[Data records]
________

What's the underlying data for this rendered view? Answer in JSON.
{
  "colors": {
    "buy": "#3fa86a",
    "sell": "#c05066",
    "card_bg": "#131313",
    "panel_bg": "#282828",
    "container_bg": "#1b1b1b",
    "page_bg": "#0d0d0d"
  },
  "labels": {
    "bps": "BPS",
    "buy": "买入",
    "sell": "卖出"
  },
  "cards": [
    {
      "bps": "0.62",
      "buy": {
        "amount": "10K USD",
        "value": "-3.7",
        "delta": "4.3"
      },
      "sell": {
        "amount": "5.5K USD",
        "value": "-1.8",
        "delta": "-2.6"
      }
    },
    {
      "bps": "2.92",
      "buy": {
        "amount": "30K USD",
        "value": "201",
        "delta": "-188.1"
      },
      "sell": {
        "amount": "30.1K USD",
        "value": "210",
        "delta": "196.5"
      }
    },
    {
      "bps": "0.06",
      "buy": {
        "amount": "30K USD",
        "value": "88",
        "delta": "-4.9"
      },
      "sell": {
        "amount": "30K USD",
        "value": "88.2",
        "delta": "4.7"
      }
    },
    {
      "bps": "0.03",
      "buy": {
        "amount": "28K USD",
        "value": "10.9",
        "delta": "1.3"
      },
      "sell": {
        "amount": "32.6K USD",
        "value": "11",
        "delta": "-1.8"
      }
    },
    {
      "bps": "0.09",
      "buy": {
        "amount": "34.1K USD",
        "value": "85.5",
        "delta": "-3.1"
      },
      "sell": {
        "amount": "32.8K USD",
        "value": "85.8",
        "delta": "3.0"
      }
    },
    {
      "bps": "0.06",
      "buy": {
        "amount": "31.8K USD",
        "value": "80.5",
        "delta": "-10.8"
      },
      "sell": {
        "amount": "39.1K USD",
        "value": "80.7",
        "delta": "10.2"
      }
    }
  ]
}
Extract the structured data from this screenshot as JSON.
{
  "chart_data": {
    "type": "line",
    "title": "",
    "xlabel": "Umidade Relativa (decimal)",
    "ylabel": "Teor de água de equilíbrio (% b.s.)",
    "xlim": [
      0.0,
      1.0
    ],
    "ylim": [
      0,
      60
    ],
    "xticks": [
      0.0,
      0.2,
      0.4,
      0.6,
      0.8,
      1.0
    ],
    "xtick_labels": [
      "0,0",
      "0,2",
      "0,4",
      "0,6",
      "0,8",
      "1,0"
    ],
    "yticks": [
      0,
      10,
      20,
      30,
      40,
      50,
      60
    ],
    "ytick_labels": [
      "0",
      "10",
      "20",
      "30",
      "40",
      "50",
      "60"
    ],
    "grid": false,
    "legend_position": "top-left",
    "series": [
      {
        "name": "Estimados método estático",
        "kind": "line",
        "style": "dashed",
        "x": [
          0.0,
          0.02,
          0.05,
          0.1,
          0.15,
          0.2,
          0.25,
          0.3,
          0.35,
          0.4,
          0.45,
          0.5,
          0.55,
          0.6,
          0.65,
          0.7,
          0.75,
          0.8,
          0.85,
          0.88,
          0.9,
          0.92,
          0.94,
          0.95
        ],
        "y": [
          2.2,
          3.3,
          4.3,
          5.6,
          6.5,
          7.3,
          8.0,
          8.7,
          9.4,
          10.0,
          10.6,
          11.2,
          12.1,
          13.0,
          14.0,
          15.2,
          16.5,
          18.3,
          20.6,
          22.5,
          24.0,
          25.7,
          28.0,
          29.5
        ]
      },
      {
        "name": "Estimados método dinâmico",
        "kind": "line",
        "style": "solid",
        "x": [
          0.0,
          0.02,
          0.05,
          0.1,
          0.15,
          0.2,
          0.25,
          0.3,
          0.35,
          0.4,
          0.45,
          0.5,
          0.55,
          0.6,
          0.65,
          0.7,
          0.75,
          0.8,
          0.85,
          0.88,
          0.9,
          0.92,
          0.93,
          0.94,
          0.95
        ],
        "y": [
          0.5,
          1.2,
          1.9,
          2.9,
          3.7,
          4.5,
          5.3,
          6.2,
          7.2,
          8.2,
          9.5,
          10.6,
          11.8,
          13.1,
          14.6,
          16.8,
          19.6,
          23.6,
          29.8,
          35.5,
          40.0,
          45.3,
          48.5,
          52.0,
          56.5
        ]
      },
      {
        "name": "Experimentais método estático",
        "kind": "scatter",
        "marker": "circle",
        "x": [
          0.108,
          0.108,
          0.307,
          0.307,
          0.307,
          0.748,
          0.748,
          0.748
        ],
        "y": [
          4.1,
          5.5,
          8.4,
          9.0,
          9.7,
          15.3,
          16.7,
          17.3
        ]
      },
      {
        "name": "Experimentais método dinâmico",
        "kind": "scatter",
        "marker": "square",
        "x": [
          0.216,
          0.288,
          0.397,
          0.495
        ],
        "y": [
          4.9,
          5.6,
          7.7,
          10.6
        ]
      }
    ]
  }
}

________

PROBLEM REQUIREMENTS — Output the listing above word for word.

RESULT OF THIS TASK —
What's the underlying data for this rendered view? Answer in JSON.
{
  "colors": {
    "buy": "#3fa86a",
    "sell": "#c05066",
    "card_bg": "#131313",
    "panel_bg": "#282828",
    "container_bg": "#1b1b1b",
    "page_bg": "#0d0d0d"
  },
  "labels": {
    "bps": "BPS",
    "buy": "买入",
    "sell": "卖出"
  },
  "cards": [
    {
      "bps": "0.62",
      "buy": {
        "amount": "10K USD",
        "value": "-3.7",
        "delta": "4.3"
      },
      "sell": {
        "amount": "5.5K USD",
        "value": "-1.8",
        "delta": "-2.6"
      }
    },
    {
      "bps": "2.92",
      "buy": {
        "amount": "30K USD",
        "value": "201",
        "delta": "-188.1"
      },
      "sell": {
        "amount": "30.1K USD",
        "value": "210",
        "delta": "196.5"
      }
    },
    {
      "bps": "0.06",
      "buy": {
        "amount": "30K USD",
        "value": "88",
        "delta": "-4.9"
      },
      "sell": {
        "amount": "30K USD",
        "value": "88.2",
        "delta": "4.7"
      }
    },
    {
      "bps": "0.03",
      "buy": {
        "amount": "28K USD",
        "value": "10.9",
        "delta": "1.3"
      },
      "sell": {
        "amount": "32.6K USD",
        "value": "11",
        "delta": "-1.8"
      }
    },
    {
      "bps": "0.09",
      "buy": {
        "amount": "34.1K USD",
        "value": "85.5",
        "delta": "-3.1"
      },
      "sell": {
        "amount": "32.8K USD",
        "value": "85.8",
        "delta": "3.0"
      }
    },
    {
      "bps": "0.06",
      "buy": {
        "amount": "31.8K USD",
        "value": "80.5",
        "delta": "-10.8"
      },
      "sell": {
        "amount": "39.1K USD",
        "value": "80.7",
        "delta": "10.2"
      }
    }
  ]
}
Extract the structured data from this screenshot as JSON.
{
  "chart_data": {
    "type": "line",
    "title": "",
    "xlabel": "Umidade Relativa (decimal)",
    "ylabel": "Teor de água de equilíbrio (% b.s.)",
    "xlim": [
      0.0,
      1.0
    ],
    "ylim": [
      0,
      60
    ],
    "xticks": [
      0.0,
      0.2,
      0.4,
      0.6,
      0.8,
      1.0
    ],
    "xtick_labels": [
      "0,0",
      "0,2",
      "0,4",
      "0,6",
      "0,8",
      "1,0"
    ],
    "yticks": [
      0,
      10,
      20,
      30,
      40,
      50,
      60
    ],
    "ytick_labels": [
      "0",
      "10",
      "20",
      "30",
      "40",
      "50",
      "60"
    ],
    "grid": false,
    "legend_position": "top-left",
    "series": [
      {
        "name": "Estimados método estático",
        "kind": "line",
        "style": "dashed",
        "x": [
          0.0,
          0.02,
          0.05,
          0.1,
          0.15,
          0.2,
          0.25,
          0.3,
          0.35,
          0.4,
          0.45,
          0.5,
          0.55,
          0.6,
          0.65,
          0.7,
          0.75,
          0.8,
          0.85,
          0.88,
          0.9,
          0.92,
          0.94,
          0.95
        ],
        "y": [
          2.2,
          3.3,
          4.3,
          5.6,
          6.5,
          7.3,
          8.0,
          8.7,
          9.4,
          10.0,
          10.6,
          11.2,
          12.1,
          13.0,
          14.0,
          15.2,
          16.5,
          18.3,
          20.6,
          22.5,
          24.0,
          25.7,
          28.0,
          29.5
        ]
      },
      {
        "name": "Estimados método dinâmico",
        "kind": "line",
        "style": "solid",
        "x": [
          0.0,
          0.02,
          0.05,
          0.1,
          0.15,
          0.2,
          0.25,
          0.3,
          0.35,
          0.4,
          0.45,
          0.5,
          0.55,
          0.6,
          0.65,
          0.7,
          0.75,
          0.8,
          0.85,
          0.88,
          0.9,
          0.92,
          0.93,
          0.94,
          0.95
        ],
        "y": [
          0.5,
          1.2,
          1.9,
          2.9,
          3.7,
          4.5,
          5.3,
          6.2,
          7.2,
          8.2,
          9.5,
          10.6,
          11.8,
          13.1,
          14.6,
          16.8,
          19.6,
          23.6,
          29.8,
          35.5,
          40.0,
          45.3,
          48.5,
          52.0,
          56.5
        ]
      },
      {
        "name": "Experimentais método estático",
        "kind": "scatter",
        "marker": "circle",
        "x": [
          0.108,
          0.108,
          0.307,
          0.307,
          0.307,
          0.748,
          0.748,
          0.748
        ],
        "y": [
          4.1,
          5.5,
          8.4,
          9.0,
          9.7,
          15.3,
          16.7,
          17.3
        ]
      },
      {
        "name": "Experimentais método dinâmico",
        "kind": "scatter",
        "marker": "square",
        "x": [
          0.216,
          0.288,
          0.397,
          0.495
        ],
        "y": [
          4.9,
          5.6,
          7.7,
          10.6
        ]
      }
    ]
  }
}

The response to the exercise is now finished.